AVAILABLE DATA:
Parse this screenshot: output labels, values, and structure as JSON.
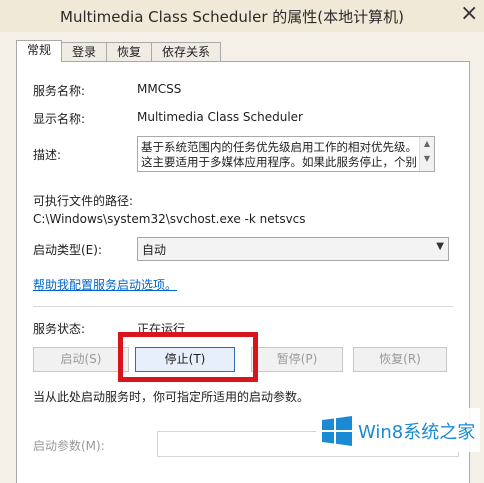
{
  "window": {
    "title": "Multimedia Class Scheduler 的属性(本地计算机)",
    "close_glyph": "×"
  },
  "tabs": [
    {
      "label": "常规",
      "active": true
    },
    {
      "label": "登录",
      "active": false
    },
    {
      "label": "恢复",
      "active": false
    },
    {
      "label": "依存关系",
      "active": false
    }
  ],
  "general": {
    "service_name_label": "服务名称:",
    "service_name_value": "MMCSS",
    "display_name_label": "显示名称:",
    "display_name_value": "Multimedia Class Scheduler",
    "description_label": "描述:",
    "description_value": "基于系统范围内的任务优先级启用工作的相对优先级。\n这主要适用于多媒体应用程序。如果此服务停止，个别",
    "exe_path_label": "可执行文件的路径:",
    "exe_path_value": "C:\\Windows\\system32\\svchost.exe -k netsvcs",
    "startup_type_label": "启动类型(E):",
    "startup_type_value": "自动",
    "help_link": "帮助我配置服务启动选项。",
    "status_label": "服务状态:",
    "status_value": "正在运行",
    "buttons": {
      "start": "启动(S)",
      "stop": "停止(T)",
      "pause": "暂停(P)",
      "resume": "恢复(R)"
    },
    "params_hint": "当从此处启动服务时，你可指定所适用的启动参数。",
    "start_params_label": "启动参数(M):",
    "start_params_value": ""
  },
  "watermark": {
    "text": "Win8系统之家"
  },
  "colors": {
    "highlight": "#d9141c",
    "link": "#0066cc",
    "watermark": "#1a8ad4"
  }
}
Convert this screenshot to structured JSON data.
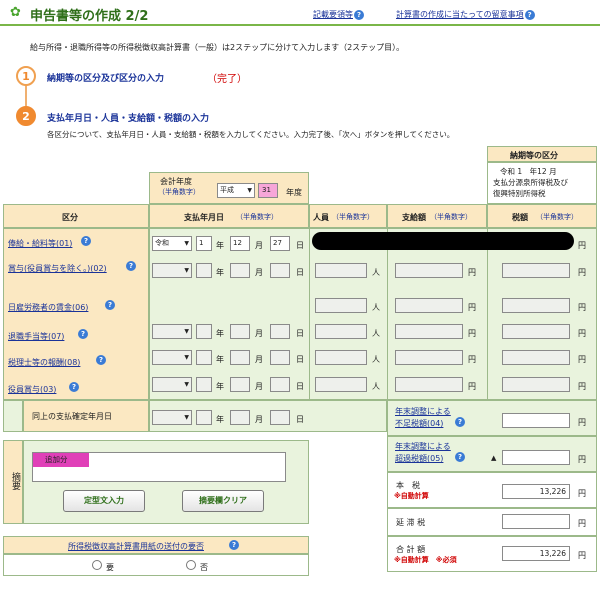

REQUIRED TASK: Gather and copy every line of the data in which the string "screenshot" is found.

EXERCISE OUTPUT:
Parse this screenshot: output labels, values, and structure as JSON.
Convert this screenshot to structured JSON data.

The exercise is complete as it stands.